Can you extract every line of the rows below and reproduce each one without any change?

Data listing
# # # # #

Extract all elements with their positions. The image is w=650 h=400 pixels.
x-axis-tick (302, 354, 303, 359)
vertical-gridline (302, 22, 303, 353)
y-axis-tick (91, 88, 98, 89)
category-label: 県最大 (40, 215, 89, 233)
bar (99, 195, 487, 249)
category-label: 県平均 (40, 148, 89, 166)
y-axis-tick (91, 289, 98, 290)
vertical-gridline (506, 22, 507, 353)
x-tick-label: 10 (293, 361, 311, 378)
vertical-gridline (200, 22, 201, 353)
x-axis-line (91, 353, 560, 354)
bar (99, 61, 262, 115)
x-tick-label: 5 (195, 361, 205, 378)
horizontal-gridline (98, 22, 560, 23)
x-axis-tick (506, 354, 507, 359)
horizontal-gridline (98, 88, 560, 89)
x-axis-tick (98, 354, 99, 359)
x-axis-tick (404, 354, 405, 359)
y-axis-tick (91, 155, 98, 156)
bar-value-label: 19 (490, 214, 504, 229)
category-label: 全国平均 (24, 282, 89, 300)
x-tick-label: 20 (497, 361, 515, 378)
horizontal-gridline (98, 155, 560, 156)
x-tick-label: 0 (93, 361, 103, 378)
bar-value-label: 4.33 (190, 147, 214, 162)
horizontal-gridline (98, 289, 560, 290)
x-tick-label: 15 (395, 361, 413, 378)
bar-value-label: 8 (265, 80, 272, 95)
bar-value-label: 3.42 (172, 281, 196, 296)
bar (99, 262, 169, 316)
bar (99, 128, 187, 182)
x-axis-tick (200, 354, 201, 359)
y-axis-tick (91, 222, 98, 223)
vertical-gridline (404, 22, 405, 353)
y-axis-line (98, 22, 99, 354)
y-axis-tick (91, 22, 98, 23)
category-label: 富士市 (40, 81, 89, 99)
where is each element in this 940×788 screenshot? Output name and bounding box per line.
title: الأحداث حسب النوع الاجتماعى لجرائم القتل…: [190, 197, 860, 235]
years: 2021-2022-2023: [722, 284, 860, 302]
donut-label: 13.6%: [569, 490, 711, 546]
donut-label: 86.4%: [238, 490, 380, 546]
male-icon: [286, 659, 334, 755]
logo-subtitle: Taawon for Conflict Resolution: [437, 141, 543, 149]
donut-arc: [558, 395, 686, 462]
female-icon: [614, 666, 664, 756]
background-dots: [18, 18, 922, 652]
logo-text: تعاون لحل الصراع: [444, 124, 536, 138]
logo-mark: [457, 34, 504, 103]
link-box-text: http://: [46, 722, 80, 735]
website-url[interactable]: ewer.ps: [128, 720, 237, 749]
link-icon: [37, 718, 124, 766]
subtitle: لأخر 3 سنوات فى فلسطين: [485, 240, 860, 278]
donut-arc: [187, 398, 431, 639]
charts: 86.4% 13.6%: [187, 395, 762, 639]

# # # # #

◆ **Task solution**
Extract all elements with their positions. The image is w=650 h=400 pixels.
x-axis-tick (302, 354, 303, 359)
vertical-gridline (302, 22, 303, 353)
y-axis-tick (91, 88, 98, 89)
category-label: 県最大 (40, 215, 89, 233)
bar (99, 195, 487, 249)
category-label: 県平均 (40, 148, 89, 166)
y-axis-tick (91, 289, 98, 290)
vertical-gridline (506, 22, 507, 353)
x-tick-label: 10 (293, 361, 311, 378)
vertical-gridline (200, 22, 201, 353)
x-axis-line (91, 353, 560, 354)
bar (99, 61, 262, 115)
x-tick-label: 5 (195, 361, 205, 378)
horizontal-gridline (98, 22, 560, 23)
x-axis-tick (506, 354, 507, 359)
horizontal-gridline (98, 88, 560, 89)
x-axis-tick (98, 354, 99, 359)
x-axis-tick (404, 354, 405, 359)
y-axis-tick (91, 155, 98, 156)
bar-value-label: 19 (490, 214, 504, 229)
category-label: 全国平均 (24, 282, 89, 300)
x-tick-label: 20 (497, 361, 515, 378)
horizontal-gridline (98, 155, 560, 156)
x-tick-label: 0 (93, 361, 103, 378)
bar-value-label: 4.33 (190, 147, 214, 162)
horizontal-gridline (98, 289, 560, 290)
x-tick-label: 15 (395, 361, 413, 378)
bar-value-label: 8 (265, 80, 272, 95)
bar-value-label: 3.42 (172, 281, 196, 296)
bar (99, 262, 169, 316)
bar (99, 128, 187, 182)
x-axis-tick (200, 354, 201, 359)
y-axis-tick (91, 222, 98, 223)
vertical-gridline (404, 22, 405, 353)
y-axis-line (98, 22, 99, 354)
y-axis-tick (91, 22, 98, 23)
category-label: 富士市 (40, 81, 89, 99)
where is each element in this 940×788 screenshot? Output name and bounding box per line.
title: الأحداث حسب النوع الاجتماعى لجرائم القتل…: [190, 197, 860, 235]
years: 2021-2022-2023: [722, 284, 860, 302]
donut-label: 13.6%: [569, 490, 711, 546]
donut-label: 86.4%: [238, 490, 380, 546]
male-icon: [286, 659, 334, 755]
logo-subtitle: Taawon for Conflict Resolution: [437, 141, 543, 149]
donut-arc: [558, 395, 686, 462]
female-icon: [614, 666, 664, 756]
background-dots: [18, 18, 922, 652]
logo-text: تعاون لحل الصراع: [444, 124, 536, 138]
logo-mark: [457, 34, 504, 103]
link-box-text: http://: [46, 722, 80, 735]
website-url[interactable]: ewer.ps: [128, 720, 237, 749]
link-icon: [37, 718, 124, 766]
subtitle: لأخر 3 سنوات فى فلسطين: [485, 240, 860, 278]
donut-arc: [187, 398, 431, 639]
charts: 86.4% 13.6%: [187, 395, 762, 639]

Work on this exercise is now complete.